## Stated exercise
Count lines holding the string "image" in the data that follows. Reply with one number only.

▶

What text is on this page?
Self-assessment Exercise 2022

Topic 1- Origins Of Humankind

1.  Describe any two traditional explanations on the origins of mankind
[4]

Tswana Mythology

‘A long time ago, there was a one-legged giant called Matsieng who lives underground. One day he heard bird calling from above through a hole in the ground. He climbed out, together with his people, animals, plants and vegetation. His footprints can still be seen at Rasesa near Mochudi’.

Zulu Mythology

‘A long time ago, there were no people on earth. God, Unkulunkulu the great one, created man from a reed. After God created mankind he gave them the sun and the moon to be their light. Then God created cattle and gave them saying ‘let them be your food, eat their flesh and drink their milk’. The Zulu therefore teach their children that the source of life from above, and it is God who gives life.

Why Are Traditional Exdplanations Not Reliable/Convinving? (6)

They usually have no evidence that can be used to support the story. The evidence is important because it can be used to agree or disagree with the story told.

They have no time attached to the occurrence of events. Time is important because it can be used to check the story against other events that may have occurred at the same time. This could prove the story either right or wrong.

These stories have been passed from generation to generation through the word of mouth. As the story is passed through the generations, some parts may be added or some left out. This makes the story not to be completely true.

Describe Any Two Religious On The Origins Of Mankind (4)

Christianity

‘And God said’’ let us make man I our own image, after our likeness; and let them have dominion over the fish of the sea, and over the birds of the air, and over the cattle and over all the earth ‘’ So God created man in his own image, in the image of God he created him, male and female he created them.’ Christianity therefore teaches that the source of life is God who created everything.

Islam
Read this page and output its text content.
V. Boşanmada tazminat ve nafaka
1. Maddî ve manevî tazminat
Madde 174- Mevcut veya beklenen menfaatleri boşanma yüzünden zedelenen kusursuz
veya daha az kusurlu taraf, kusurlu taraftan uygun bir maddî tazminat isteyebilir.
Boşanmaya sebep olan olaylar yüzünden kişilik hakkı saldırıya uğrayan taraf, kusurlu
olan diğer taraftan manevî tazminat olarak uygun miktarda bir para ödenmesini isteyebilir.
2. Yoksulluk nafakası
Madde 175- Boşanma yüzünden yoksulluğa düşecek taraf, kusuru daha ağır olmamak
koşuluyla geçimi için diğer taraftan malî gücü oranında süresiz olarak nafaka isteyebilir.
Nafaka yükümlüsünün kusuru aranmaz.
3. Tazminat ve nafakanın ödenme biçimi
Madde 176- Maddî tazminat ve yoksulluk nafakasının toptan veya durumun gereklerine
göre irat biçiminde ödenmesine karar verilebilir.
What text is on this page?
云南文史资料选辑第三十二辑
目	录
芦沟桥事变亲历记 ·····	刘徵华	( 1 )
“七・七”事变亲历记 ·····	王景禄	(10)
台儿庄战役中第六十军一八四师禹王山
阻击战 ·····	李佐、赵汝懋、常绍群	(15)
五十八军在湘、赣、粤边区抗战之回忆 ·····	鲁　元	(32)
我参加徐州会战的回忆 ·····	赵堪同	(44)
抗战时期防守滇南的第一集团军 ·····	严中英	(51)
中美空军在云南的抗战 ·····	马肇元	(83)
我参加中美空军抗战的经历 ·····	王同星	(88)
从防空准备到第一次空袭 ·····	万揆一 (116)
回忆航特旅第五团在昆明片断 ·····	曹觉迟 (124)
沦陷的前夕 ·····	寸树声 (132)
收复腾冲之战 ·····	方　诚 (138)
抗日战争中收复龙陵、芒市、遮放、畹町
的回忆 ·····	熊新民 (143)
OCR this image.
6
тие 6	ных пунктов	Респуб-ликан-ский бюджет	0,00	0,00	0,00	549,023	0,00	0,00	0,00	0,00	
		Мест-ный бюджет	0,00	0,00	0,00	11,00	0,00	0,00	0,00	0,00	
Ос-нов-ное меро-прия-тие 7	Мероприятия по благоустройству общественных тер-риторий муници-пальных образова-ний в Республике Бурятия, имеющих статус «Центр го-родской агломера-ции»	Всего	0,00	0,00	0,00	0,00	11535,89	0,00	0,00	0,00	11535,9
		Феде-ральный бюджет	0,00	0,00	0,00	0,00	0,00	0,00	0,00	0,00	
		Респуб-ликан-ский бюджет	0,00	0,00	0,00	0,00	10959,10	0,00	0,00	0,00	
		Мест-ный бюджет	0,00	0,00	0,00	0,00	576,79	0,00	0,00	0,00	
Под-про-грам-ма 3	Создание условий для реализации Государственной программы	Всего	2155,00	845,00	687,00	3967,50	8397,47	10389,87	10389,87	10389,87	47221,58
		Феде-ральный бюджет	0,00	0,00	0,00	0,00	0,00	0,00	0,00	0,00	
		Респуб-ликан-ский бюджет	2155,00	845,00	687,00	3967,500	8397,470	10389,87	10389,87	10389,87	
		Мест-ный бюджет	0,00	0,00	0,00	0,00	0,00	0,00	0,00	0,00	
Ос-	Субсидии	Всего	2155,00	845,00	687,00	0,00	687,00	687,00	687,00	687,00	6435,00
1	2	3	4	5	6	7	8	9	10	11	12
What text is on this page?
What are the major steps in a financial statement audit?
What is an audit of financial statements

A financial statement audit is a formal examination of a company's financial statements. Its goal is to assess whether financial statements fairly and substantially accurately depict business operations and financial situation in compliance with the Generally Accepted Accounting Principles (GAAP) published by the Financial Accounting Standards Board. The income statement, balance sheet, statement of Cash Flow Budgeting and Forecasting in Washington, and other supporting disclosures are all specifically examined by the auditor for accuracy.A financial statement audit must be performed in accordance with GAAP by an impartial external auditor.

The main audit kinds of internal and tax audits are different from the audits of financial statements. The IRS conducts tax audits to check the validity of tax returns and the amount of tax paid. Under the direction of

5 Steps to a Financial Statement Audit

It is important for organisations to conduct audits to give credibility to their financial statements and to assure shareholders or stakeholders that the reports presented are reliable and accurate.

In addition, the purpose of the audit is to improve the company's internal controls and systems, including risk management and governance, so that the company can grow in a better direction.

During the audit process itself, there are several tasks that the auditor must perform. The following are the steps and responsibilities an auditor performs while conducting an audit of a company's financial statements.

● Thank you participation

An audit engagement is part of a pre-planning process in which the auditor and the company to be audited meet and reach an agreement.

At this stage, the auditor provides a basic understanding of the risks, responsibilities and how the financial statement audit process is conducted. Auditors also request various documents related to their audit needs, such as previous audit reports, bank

◀

## Solution to this exercise
2